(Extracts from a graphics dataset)

_ _ _ _ _ _ _

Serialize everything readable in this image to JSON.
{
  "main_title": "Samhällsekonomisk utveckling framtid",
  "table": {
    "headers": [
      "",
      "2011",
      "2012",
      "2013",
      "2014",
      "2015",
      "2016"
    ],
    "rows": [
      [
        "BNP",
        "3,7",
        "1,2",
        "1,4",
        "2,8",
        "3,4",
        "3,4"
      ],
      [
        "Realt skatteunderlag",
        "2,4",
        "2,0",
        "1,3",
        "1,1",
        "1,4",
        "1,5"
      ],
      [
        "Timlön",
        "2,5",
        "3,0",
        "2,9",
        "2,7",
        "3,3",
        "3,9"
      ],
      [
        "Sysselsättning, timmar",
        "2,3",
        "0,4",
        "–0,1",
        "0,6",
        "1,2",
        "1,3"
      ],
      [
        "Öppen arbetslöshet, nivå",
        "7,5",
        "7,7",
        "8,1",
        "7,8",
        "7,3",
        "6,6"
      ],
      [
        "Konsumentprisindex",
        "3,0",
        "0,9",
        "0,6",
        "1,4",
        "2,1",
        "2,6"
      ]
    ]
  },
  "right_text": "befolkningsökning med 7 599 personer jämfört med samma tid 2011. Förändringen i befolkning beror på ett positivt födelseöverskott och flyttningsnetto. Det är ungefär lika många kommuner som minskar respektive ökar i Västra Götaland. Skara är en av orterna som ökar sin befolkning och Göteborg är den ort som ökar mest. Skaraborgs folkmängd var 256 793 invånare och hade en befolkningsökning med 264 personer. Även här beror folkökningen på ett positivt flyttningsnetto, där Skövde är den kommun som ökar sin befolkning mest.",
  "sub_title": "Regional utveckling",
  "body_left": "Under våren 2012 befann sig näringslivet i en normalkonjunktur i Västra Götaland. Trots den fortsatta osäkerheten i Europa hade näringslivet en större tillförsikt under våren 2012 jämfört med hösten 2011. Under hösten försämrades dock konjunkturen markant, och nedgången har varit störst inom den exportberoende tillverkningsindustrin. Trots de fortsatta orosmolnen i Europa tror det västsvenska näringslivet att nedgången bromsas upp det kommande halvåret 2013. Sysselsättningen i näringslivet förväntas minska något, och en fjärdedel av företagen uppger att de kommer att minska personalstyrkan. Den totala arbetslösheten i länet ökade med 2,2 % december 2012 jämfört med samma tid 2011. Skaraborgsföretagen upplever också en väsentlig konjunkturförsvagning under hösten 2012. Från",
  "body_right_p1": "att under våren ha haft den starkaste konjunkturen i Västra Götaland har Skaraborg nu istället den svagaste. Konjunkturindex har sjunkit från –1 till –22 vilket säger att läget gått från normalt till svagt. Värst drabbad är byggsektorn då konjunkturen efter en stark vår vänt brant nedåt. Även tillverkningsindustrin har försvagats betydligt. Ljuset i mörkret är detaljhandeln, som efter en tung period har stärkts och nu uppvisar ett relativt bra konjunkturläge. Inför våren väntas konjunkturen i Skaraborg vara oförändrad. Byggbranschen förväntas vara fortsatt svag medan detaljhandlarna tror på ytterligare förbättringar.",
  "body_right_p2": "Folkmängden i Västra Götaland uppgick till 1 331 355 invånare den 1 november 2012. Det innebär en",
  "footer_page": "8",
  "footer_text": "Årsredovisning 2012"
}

_ _ _ _ _ _ _

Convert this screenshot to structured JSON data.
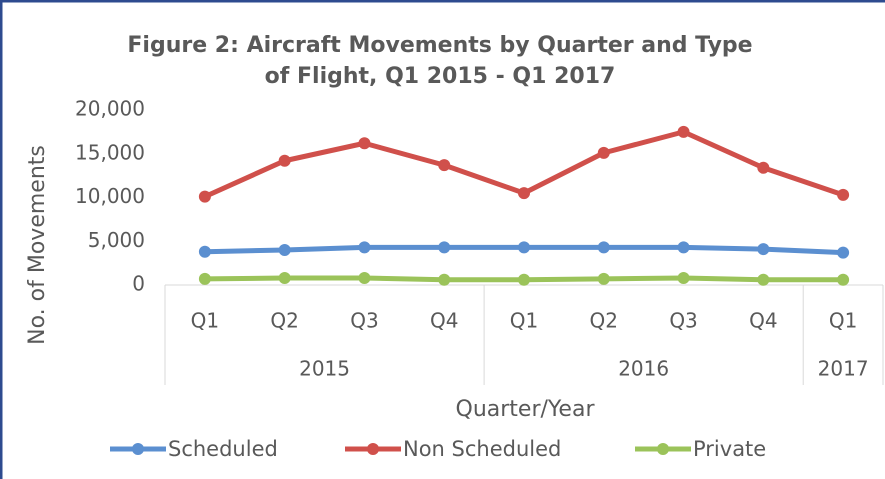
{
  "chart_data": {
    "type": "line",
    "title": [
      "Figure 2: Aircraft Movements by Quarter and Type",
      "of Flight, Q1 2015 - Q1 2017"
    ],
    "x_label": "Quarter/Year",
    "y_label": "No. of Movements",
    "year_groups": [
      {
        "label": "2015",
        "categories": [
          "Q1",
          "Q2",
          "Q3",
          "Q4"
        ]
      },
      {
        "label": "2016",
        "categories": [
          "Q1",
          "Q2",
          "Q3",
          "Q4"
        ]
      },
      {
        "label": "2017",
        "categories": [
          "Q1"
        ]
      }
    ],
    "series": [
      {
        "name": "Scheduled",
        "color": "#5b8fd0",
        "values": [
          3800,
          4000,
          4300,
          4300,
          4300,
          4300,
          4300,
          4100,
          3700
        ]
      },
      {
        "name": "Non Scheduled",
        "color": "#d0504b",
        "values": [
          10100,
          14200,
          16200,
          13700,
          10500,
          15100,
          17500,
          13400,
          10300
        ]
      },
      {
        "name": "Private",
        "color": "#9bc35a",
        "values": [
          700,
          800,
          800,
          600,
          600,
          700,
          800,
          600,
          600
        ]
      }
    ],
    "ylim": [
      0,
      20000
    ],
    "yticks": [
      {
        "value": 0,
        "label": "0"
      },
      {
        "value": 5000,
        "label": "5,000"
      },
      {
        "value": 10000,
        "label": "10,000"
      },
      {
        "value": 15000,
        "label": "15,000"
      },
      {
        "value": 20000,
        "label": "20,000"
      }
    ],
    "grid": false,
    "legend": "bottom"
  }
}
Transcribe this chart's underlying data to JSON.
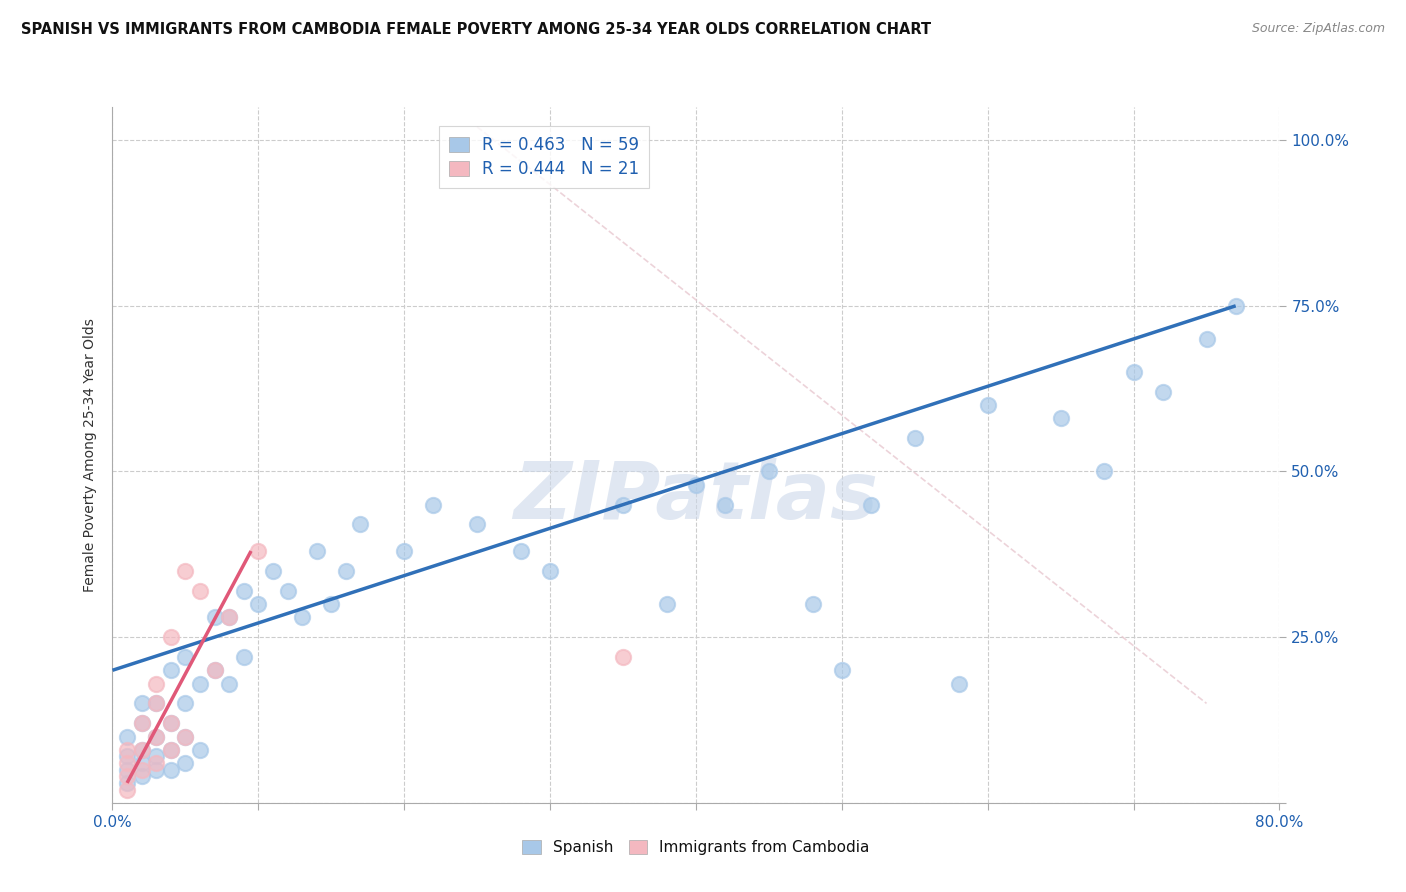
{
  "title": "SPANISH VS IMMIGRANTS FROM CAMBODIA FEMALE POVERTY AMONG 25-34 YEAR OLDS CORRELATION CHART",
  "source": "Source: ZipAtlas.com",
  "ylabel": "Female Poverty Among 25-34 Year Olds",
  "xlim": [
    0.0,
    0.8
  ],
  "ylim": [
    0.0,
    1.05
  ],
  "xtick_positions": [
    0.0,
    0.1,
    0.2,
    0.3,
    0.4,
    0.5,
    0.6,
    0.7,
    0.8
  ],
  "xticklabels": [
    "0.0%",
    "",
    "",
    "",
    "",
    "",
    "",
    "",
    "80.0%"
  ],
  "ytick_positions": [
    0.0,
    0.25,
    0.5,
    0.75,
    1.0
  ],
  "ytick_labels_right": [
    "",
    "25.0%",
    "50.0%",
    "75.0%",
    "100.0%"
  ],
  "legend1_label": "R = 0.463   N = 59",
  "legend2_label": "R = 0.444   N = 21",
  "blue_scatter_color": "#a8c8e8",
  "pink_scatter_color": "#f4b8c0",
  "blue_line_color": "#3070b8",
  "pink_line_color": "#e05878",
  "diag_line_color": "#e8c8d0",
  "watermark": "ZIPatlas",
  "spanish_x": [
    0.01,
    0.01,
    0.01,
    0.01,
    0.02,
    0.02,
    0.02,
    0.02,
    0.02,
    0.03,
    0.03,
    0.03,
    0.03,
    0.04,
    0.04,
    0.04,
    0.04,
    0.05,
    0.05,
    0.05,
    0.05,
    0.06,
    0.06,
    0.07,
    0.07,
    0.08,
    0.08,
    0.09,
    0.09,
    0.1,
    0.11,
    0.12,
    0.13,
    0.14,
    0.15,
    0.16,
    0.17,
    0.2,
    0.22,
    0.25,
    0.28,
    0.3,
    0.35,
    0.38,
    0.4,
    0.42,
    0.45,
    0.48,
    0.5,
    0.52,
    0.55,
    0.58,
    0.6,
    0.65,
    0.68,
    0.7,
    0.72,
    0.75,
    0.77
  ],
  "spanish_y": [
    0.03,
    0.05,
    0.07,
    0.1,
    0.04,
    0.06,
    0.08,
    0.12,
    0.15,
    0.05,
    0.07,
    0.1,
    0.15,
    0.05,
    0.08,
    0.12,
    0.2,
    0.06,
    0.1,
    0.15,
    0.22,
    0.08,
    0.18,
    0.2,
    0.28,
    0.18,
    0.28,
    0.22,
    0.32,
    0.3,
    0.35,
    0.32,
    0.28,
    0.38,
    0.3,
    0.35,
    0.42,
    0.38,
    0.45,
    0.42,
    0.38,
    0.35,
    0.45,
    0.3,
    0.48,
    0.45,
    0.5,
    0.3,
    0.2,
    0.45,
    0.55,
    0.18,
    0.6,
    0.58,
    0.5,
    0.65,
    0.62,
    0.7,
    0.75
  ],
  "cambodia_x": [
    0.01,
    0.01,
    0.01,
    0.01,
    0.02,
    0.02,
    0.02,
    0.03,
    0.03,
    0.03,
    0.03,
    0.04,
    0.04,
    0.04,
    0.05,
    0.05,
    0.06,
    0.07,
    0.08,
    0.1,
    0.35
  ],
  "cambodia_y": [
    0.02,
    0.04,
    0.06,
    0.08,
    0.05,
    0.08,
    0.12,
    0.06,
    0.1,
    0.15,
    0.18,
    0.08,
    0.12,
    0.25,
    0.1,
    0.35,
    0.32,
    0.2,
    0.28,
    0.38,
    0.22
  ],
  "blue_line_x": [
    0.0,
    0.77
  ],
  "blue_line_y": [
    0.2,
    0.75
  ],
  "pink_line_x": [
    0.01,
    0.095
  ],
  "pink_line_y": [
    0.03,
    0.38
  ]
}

_ _ _ _ _ _ _

#### Job
Out of the material above, select every line that holds the string "this".

#### Answer to the exercise
Serialize everything readable in this image to JSON.
Convert this screenshot to structured JSON data.
Transcribe this chart's underlying data to JSON.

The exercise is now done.